■ RAW DATA ■
----------

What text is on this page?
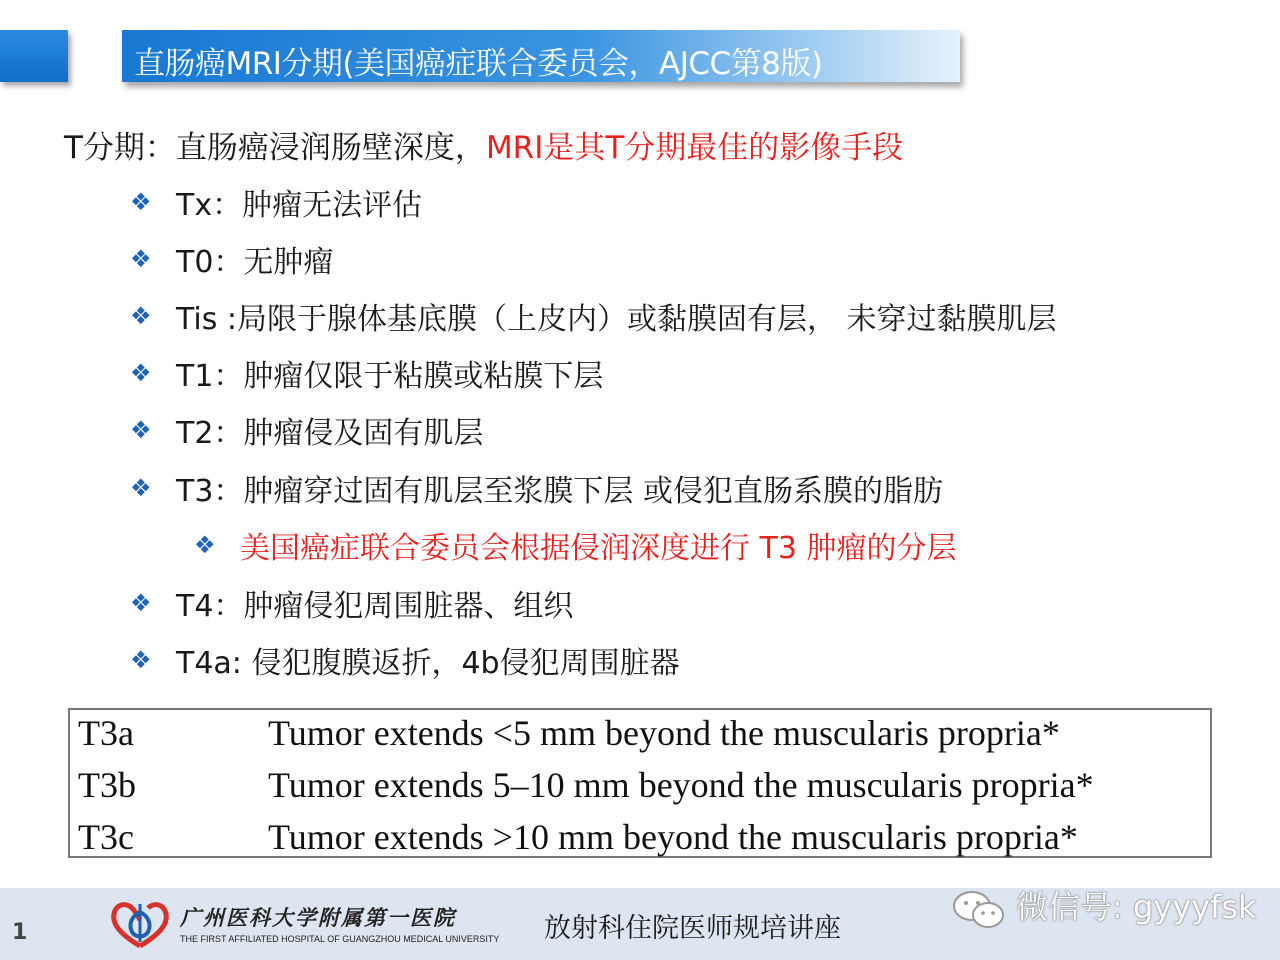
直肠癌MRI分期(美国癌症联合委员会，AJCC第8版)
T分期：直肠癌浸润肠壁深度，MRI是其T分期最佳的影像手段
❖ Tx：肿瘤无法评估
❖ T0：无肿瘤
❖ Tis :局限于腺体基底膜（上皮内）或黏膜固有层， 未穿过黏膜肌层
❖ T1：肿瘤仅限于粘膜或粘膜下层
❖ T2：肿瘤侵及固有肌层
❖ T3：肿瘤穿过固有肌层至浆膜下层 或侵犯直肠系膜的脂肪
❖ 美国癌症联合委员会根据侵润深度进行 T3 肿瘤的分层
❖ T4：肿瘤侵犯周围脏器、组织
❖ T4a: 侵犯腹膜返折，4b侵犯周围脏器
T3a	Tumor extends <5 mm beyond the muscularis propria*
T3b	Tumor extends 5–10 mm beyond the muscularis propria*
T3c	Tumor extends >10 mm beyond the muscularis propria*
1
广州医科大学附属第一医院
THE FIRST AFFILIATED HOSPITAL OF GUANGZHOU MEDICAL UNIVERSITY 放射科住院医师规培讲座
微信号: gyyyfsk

----------

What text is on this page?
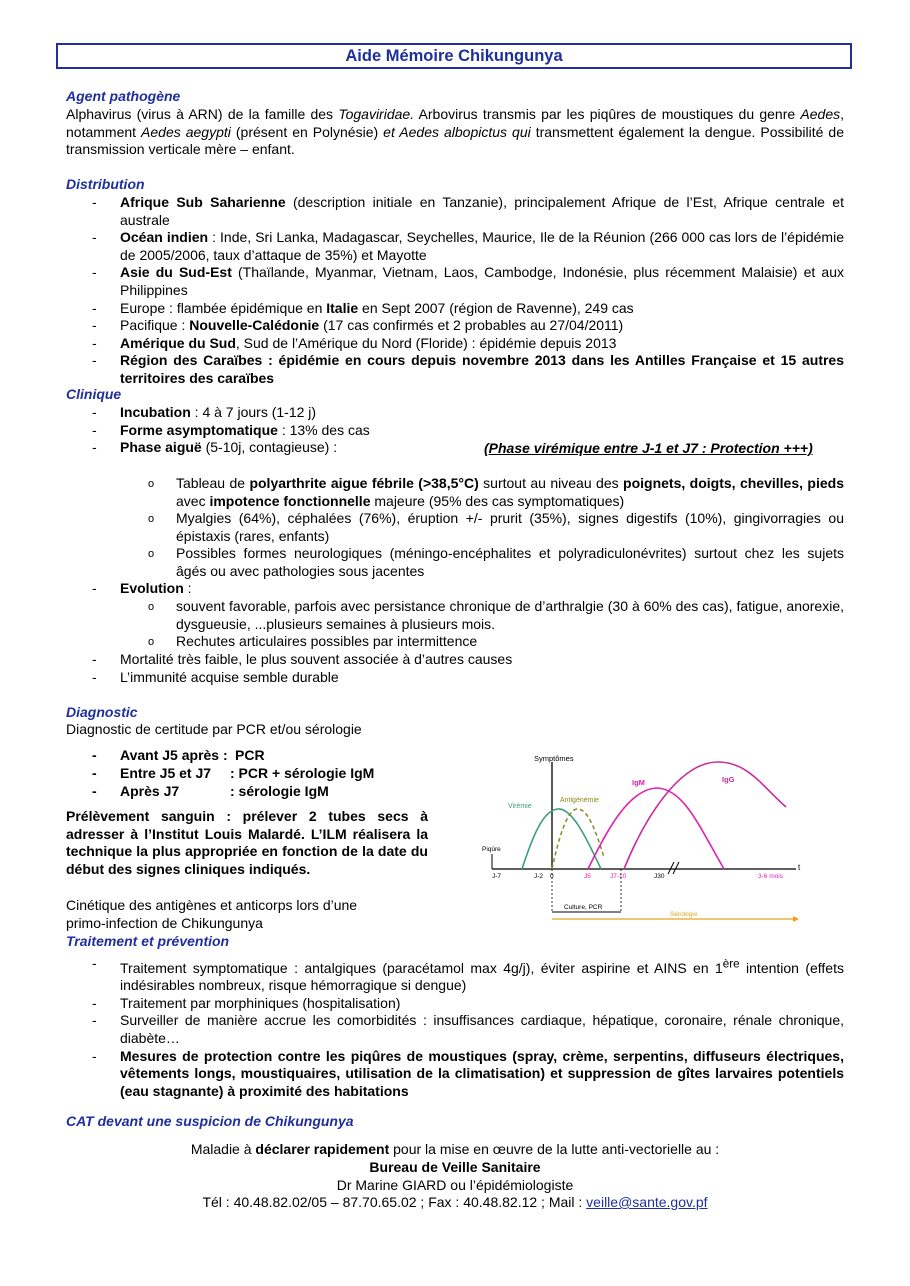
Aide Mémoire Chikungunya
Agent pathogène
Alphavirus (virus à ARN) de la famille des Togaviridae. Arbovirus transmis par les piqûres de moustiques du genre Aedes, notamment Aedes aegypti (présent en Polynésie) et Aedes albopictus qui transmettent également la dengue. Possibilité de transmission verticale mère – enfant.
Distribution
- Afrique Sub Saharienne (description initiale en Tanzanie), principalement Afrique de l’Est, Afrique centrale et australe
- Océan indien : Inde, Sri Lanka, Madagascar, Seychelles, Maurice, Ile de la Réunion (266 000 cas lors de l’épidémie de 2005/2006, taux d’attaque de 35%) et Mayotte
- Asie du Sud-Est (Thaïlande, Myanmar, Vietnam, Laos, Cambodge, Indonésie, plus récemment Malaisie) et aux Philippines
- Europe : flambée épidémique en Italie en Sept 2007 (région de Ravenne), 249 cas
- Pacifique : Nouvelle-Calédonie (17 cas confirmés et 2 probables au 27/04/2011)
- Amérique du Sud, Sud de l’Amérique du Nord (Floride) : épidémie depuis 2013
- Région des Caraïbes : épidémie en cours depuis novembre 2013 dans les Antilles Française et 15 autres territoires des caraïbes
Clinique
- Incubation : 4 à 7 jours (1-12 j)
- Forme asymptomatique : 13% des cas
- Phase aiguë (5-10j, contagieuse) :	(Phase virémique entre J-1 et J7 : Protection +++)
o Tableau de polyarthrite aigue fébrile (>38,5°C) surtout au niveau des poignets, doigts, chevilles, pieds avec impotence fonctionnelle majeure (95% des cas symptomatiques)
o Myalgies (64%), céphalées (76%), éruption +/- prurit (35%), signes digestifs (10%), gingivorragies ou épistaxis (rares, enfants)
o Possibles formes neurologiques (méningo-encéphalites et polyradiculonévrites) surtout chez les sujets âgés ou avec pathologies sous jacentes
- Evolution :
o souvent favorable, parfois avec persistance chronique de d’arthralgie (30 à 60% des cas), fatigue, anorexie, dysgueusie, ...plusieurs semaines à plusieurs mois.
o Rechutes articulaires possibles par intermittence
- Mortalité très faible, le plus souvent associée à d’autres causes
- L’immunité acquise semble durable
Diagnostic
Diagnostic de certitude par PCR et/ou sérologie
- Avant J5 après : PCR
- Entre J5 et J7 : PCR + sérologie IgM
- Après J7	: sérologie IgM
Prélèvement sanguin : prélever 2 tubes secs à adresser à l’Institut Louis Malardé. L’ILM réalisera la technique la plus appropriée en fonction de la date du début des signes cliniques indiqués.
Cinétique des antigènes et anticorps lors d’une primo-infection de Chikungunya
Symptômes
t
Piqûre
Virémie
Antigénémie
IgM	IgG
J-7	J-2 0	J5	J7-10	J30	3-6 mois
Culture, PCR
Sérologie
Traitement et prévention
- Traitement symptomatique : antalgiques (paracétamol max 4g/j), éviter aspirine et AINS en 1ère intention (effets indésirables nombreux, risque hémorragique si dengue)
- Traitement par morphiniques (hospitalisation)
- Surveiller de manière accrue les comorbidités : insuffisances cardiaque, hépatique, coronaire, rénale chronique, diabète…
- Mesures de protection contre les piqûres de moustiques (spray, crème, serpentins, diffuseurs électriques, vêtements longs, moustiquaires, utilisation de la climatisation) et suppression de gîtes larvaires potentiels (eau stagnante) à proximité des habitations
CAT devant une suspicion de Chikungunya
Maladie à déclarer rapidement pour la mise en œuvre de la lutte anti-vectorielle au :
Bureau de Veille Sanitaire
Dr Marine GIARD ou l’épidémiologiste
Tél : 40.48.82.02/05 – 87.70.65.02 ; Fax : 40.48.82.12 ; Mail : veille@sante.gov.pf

----------

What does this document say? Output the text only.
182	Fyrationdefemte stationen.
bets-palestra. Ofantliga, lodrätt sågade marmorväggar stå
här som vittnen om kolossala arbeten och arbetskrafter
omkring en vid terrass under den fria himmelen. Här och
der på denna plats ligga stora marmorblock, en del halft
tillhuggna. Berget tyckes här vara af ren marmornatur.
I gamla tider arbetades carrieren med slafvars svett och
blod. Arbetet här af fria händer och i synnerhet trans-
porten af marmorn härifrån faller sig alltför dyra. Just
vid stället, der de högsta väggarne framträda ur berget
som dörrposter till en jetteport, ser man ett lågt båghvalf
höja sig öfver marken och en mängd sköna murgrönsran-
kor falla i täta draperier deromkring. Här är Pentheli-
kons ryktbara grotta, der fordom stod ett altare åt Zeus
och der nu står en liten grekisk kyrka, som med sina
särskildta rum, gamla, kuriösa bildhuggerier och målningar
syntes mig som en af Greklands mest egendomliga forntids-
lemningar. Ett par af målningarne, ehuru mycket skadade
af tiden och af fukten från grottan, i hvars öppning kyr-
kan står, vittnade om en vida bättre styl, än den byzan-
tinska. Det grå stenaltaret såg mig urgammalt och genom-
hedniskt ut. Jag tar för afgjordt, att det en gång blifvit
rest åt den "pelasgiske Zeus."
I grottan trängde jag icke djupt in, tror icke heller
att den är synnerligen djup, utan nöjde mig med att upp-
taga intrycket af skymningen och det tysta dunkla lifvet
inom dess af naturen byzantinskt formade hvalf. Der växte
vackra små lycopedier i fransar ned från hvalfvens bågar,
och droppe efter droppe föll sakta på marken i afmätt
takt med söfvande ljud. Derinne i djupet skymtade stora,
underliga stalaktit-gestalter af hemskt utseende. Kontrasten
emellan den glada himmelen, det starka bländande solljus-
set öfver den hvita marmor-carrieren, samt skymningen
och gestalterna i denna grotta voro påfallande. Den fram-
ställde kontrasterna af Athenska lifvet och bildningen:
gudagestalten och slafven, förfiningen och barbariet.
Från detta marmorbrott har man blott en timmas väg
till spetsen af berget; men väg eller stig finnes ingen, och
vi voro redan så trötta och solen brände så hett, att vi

----------

■ TASK TO COMPLETE ■
Search the data for the string "stora" and copy every line where it appears.

■ ANSWER SECTION ■
der på denna plats ligga stora marmorblock, en del halft
takt med söfvande ljud. Derinne i djupet skymtade stora,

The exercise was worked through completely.